> **AIM OF THE EXERCISE**
Review the material line by line. Identify and copy every line that contains the string "JSON".

> **TASK INPUTS**
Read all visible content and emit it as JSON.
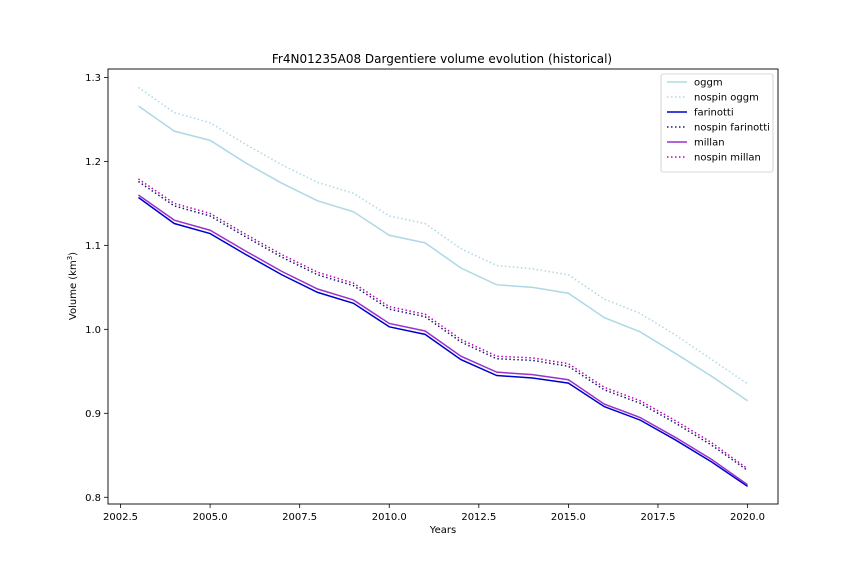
{
  "chart_data": {
    "type": "line",
    "title": "Fr4N01235A08 Dargentiere volume evolution (historical)",
    "xlabel": "Years",
    "ylabel_main": "Volume (km",
    "ylabel_sup": "3",
    "ylabel_close": ")",
    "xlim": [
      2002.15,
      2020.85
    ],
    "ylim": [
      0.792,
      1.31
    ],
    "xticks": [
      2002.5,
      2005.0,
      2007.5,
      2010.0,
      2012.5,
      2015.0,
      2017.5,
      2020.0
    ],
    "xtick_labels": [
      "2002.5",
      "2005.0",
      "2007.5",
      "2010.0",
      "2012.5",
      "2015.0",
      "2017.5",
      "2020.0"
    ],
    "yticks": [
      0.8,
      0.9,
      1.0,
      1.1,
      1.2,
      1.3
    ],
    "ytick_labels": [
      "0.8",
      "0.9",
      "1.0",
      "1.1",
      "1.2",
      "1.3"
    ],
    "grid": false,
    "legend_position": "top-right",
    "x": [
      2003,
      2004,
      2005,
      2006,
      2007,
      2008,
      2009,
      2010,
      2011,
      2012,
      2013,
      2014,
      2015,
      2016,
      2017,
      2018,
      2019,
      2020
    ],
    "series": [
      {
        "name": " oggm",
        "color": "#add8e6",
        "dash": "solid",
        "values": [
          1.266,
          1.236,
          1.225,
          1.198,
          1.174,
          1.153,
          1.14,
          1.112,
          1.103,
          1.073,
          1.053,
          1.05,
          1.043,
          1.014,
          0.997,
          0.971,
          0.944,
          0.915
        ]
      },
      {
        "name": "nospin oggm",
        "color": "#add8e6",
        "dash": "dotted",
        "values": [
          1.288,
          1.258,
          1.246,
          1.22,
          1.196,
          1.175,
          1.162,
          1.135,
          1.126,
          1.096,
          1.076,
          1.072,
          1.065,
          1.036,
          1.019,
          0.993,
          0.964,
          0.935
        ]
      },
      {
        "name": "farinotti",
        "color": "#0000cd",
        "dash": "solid",
        "values": [
          1.157,
          1.126,
          1.114,
          1.089,
          1.065,
          1.044,
          1.031,
          1.003,
          0.994,
          0.964,
          0.945,
          0.942,
          0.936,
          0.908,
          0.892,
          0.868,
          0.842,
          0.813
        ]
      },
      {
        "name": "nospin farinotti",
        "color": "#191970",
        "dash": "dotted",
        "values": [
          1.176,
          1.147,
          1.135,
          1.11,
          1.086,
          1.065,
          1.052,
          1.024,
          1.015,
          0.985,
          0.965,
          0.963,
          0.956,
          0.928,
          0.912,
          0.888,
          0.862,
          0.832
        ]
      },
      {
        "name": " millan",
        "color": "#9932cc",
        "dash": "solid",
        "values": [
          1.16,
          1.13,
          1.118,
          1.093,
          1.069,
          1.048,
          1.035,
          1.007,
          0.998,
          0.968,
          0.949,
          0.946,
          0.94,
          0.911,
          0.895,
          0.871,
          0.845,
          0.815
        ]
      },
      {
        "name": "nospin millan",
        "color": "#c000c0",
        "dash": "dotted",
        "values": [
          1.179,
          1.15,
          1.138,
          1.113,
          1.089,
          1.068,
          1.055,
          1.027,
          1.018,
          0.988,
          0.968,
          0.966,
          0.959,
          0.931,
          0.915,
          0.891,
          0.865,
          0.834
        ]
      }
    ]
  }
}
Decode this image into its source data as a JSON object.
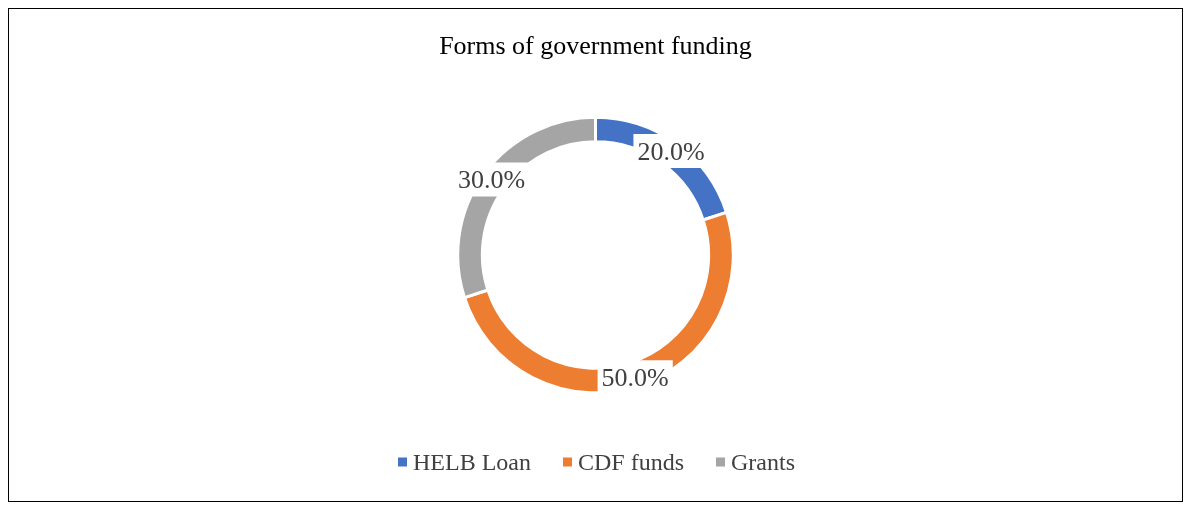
{
  "chart_data": {
    "type": "donut",
    "title": "Forms of government funding",
    "categories": [
      "HELB Loan",
      "CDF funds",
      "Grants"
    ],
    "values": [
      20,
      50,
      30
    ],
    "colors": [
      "#4472c4",
      "#ed7d31",
      "#a5a5a5"
    ],
    "value_labels": [
      "20.0%",
      "50.0%",
      "30.0%"
    ],
    "legend": "bottom"
  }
}
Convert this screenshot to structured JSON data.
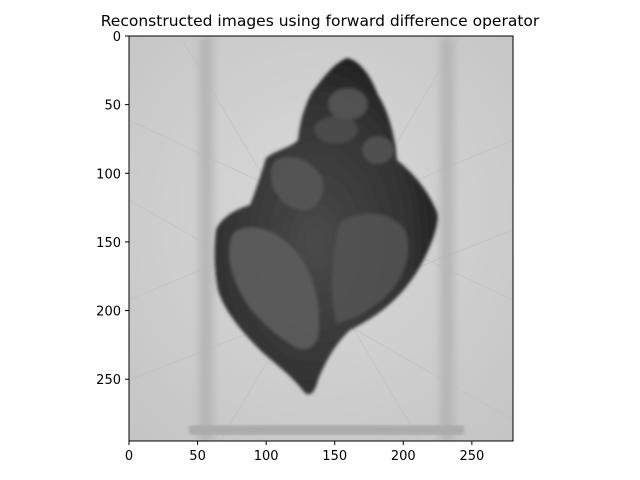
{
  "figure": {
    "title": "Reconstructed images using forward difference operator"
  },
  "image_axes": {
    "colormap": "gray",
    "background_gray": "#cfcfcf",
    "shell_gray": "#3a3a3a",
    "xlim": [
      0,
      280
    ],
    "ylim": [
      0,
      295
    ],
    "x_ticks": [
      {
        "value": 0,
        "label": "0"
      },
      {
        "value": 50,
        "label": "50"
      },
      {
        "value": 100,
        "label": "100"
      },
      {
        "value": 150,
        "label": "150"
      },
      {
        "value": 200,
        "label": "200"
      },
      {
        "value": 250,
        "label": "250"
      }
    ],
    "y_ticks": [
      {
        "value": 0,
        "label": "0"
      },
      {
        "value": 50,
        "label": "50"
      },
      {
        "value": 100,
        "label": "100"
      },
      {
        "value": 150,
        "label": "150"
      },
      {
        "value": 200,
        "label": "200"
      },
      {
        "value": 250,
        "label": "250"
      }
    ]
  }
}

> **OUTPUT BELOW**
Read all visible content and emit it as JSON.
Decode this image into its source data as a JSON object.
Convert this screenshot to structured JSON data.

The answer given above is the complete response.